> _WHAT THE EXERCISE ASKS_
Scan the records below for the word "malic" and give only the number of lines that hold it.

··········

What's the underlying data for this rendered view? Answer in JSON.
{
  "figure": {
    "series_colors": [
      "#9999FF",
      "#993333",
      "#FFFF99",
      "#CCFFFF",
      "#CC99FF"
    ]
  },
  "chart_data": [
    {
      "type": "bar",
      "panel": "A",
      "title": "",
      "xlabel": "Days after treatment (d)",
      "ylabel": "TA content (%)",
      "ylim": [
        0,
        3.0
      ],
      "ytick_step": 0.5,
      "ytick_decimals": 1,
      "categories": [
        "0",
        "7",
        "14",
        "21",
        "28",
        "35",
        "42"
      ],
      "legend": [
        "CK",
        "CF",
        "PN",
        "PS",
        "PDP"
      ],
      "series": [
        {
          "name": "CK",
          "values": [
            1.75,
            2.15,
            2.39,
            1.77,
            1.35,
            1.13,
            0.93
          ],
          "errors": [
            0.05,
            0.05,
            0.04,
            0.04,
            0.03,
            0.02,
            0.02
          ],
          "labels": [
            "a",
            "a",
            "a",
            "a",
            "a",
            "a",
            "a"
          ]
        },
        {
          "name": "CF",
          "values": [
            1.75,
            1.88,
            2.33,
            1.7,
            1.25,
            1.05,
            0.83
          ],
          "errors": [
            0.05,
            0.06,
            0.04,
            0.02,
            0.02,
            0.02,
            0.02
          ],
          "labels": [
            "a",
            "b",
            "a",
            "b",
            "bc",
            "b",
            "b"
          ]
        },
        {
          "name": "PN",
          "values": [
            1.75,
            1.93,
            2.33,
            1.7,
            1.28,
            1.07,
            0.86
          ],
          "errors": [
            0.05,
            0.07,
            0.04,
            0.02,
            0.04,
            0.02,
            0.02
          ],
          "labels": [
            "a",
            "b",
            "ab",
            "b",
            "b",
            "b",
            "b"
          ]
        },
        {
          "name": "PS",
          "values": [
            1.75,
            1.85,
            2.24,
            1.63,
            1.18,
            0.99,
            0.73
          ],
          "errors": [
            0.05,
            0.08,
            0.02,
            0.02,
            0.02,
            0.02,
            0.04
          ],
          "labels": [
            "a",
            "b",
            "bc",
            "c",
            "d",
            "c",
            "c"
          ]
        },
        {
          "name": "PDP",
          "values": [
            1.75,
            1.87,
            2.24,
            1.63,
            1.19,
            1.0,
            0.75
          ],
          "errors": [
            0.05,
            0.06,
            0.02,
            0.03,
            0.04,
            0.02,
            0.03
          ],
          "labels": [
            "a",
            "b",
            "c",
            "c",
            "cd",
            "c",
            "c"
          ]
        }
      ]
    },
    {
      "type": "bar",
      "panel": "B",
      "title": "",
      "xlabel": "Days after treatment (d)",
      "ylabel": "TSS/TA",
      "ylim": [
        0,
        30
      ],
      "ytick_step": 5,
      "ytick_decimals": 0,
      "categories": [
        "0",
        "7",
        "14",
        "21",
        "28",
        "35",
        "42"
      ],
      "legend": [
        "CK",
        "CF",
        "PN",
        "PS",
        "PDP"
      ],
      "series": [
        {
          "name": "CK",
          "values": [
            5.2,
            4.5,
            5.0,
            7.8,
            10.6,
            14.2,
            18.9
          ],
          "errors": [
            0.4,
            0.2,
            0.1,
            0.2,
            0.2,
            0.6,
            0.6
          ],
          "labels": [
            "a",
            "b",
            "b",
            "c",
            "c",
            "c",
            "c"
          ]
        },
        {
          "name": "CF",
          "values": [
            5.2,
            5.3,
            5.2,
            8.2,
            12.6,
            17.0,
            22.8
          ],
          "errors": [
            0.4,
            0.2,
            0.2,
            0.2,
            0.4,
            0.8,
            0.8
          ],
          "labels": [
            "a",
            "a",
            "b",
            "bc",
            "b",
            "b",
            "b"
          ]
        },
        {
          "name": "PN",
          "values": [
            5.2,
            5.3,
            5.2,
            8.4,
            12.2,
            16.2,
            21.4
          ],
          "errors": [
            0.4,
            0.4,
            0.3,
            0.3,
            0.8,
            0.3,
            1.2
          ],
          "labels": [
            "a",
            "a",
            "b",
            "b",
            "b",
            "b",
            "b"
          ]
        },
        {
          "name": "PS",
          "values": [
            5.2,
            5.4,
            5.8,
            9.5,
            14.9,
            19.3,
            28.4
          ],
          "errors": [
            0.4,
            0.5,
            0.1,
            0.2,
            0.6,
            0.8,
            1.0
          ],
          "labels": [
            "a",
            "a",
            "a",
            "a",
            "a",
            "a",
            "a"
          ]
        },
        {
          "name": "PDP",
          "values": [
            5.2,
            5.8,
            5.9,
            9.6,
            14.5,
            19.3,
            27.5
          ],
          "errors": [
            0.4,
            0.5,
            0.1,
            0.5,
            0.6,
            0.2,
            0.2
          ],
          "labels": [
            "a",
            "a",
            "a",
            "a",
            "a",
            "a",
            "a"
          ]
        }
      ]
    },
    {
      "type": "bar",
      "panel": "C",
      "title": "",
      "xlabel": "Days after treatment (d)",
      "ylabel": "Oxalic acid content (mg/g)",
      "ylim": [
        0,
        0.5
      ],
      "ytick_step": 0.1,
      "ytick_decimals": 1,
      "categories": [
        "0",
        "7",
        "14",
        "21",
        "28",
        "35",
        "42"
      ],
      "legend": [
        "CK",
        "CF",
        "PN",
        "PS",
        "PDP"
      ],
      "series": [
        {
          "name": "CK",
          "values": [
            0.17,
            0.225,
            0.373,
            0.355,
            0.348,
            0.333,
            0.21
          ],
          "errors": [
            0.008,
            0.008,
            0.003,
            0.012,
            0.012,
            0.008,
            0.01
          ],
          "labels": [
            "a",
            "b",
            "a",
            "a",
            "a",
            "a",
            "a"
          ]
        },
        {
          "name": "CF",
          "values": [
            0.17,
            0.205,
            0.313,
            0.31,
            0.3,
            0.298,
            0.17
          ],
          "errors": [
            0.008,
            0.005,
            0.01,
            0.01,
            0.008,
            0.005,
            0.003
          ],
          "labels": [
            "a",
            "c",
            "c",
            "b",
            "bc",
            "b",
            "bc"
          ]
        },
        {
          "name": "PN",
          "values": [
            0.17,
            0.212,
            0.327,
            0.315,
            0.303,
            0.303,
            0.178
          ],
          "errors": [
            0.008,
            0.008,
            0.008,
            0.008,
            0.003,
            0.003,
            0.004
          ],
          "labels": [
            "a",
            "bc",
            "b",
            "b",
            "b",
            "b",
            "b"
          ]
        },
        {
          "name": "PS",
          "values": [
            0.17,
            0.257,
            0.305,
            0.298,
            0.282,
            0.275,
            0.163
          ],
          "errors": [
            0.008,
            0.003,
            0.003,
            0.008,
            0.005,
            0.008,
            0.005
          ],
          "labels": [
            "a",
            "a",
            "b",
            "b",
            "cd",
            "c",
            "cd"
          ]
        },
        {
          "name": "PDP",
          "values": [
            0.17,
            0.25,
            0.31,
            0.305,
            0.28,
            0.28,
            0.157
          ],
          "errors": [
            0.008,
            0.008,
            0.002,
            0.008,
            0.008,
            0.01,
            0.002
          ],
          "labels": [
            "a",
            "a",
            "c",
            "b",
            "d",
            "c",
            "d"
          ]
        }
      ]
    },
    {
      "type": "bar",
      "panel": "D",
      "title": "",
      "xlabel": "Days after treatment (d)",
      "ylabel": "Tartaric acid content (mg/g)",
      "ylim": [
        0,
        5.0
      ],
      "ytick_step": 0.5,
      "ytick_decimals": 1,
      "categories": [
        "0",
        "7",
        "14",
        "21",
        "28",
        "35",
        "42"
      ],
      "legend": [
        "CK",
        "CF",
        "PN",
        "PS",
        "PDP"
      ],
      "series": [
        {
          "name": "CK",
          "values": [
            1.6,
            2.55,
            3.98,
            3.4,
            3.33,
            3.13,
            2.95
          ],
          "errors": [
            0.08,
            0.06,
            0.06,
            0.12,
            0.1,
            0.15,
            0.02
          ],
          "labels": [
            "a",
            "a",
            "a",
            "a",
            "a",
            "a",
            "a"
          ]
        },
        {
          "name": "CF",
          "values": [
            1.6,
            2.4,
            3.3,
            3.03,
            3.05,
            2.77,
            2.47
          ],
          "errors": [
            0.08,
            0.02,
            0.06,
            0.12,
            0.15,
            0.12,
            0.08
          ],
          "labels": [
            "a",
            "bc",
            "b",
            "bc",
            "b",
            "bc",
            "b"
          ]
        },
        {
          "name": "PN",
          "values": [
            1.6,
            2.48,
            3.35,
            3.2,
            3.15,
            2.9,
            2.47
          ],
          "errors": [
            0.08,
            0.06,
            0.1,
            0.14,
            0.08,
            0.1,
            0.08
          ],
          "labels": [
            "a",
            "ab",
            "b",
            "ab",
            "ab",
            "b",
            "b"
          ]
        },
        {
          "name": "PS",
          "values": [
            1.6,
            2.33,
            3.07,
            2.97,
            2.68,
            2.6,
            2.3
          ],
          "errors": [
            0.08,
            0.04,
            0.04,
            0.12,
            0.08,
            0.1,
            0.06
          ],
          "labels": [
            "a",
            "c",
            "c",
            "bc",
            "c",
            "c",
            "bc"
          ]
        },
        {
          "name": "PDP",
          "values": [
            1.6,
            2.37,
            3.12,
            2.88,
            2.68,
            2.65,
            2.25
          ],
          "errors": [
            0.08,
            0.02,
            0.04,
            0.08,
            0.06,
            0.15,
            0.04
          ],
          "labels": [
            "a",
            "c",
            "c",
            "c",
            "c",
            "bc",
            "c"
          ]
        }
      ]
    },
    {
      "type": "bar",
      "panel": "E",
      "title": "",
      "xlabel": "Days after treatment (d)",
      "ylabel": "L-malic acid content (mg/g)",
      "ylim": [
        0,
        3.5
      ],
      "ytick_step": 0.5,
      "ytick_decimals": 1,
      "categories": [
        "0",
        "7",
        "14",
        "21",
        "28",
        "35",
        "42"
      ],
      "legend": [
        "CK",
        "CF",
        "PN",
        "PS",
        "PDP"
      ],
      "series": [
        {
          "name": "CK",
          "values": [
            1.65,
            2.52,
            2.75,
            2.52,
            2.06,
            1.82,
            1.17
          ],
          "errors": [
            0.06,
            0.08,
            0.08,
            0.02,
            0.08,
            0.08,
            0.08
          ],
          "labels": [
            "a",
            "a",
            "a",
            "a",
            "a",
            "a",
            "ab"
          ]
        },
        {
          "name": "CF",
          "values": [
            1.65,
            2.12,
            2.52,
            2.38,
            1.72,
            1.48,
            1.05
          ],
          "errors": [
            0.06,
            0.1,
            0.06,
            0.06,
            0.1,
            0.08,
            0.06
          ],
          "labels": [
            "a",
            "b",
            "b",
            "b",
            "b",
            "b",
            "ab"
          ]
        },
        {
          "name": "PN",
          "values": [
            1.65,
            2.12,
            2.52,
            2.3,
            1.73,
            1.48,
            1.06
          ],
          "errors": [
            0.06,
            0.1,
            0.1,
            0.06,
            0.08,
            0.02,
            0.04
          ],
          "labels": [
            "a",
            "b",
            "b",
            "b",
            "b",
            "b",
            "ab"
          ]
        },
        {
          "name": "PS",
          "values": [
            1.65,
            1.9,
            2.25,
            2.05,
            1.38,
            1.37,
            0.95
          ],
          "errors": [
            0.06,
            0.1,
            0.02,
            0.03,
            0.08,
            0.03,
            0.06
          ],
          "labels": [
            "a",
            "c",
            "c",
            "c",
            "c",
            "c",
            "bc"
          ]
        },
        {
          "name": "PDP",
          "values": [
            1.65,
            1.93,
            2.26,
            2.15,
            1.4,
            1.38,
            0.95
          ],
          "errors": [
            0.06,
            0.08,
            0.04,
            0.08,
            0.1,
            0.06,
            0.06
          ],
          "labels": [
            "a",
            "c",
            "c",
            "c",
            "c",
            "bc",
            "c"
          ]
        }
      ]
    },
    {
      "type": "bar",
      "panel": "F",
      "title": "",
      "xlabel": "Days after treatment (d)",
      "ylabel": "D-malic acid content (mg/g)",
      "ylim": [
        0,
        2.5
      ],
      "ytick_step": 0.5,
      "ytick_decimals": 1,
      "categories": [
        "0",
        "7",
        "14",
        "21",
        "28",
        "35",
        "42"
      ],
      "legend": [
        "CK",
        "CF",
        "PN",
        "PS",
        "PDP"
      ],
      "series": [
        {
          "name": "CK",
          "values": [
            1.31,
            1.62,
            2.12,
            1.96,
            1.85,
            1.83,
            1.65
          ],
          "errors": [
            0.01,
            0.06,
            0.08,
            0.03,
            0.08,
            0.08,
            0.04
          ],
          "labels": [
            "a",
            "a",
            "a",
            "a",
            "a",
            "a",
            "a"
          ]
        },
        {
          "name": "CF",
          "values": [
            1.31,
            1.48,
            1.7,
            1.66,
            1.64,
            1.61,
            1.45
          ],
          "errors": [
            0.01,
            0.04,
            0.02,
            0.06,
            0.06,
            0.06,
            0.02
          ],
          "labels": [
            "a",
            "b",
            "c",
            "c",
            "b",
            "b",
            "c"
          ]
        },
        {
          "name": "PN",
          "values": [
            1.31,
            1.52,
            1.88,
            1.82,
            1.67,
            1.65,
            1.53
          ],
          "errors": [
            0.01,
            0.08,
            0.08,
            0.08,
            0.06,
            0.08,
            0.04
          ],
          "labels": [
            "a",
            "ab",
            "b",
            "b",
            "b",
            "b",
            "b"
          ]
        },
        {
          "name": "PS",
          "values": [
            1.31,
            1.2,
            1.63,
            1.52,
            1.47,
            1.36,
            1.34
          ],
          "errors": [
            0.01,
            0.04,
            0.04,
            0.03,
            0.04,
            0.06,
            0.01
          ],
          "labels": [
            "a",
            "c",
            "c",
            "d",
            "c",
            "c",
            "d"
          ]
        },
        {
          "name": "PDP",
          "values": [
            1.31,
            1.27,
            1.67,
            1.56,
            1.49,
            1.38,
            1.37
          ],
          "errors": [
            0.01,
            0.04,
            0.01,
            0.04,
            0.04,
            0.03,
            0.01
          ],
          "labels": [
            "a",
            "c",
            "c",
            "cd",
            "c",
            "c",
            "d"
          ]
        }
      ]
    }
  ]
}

··········

> _COMPLETE OUTPUT_
2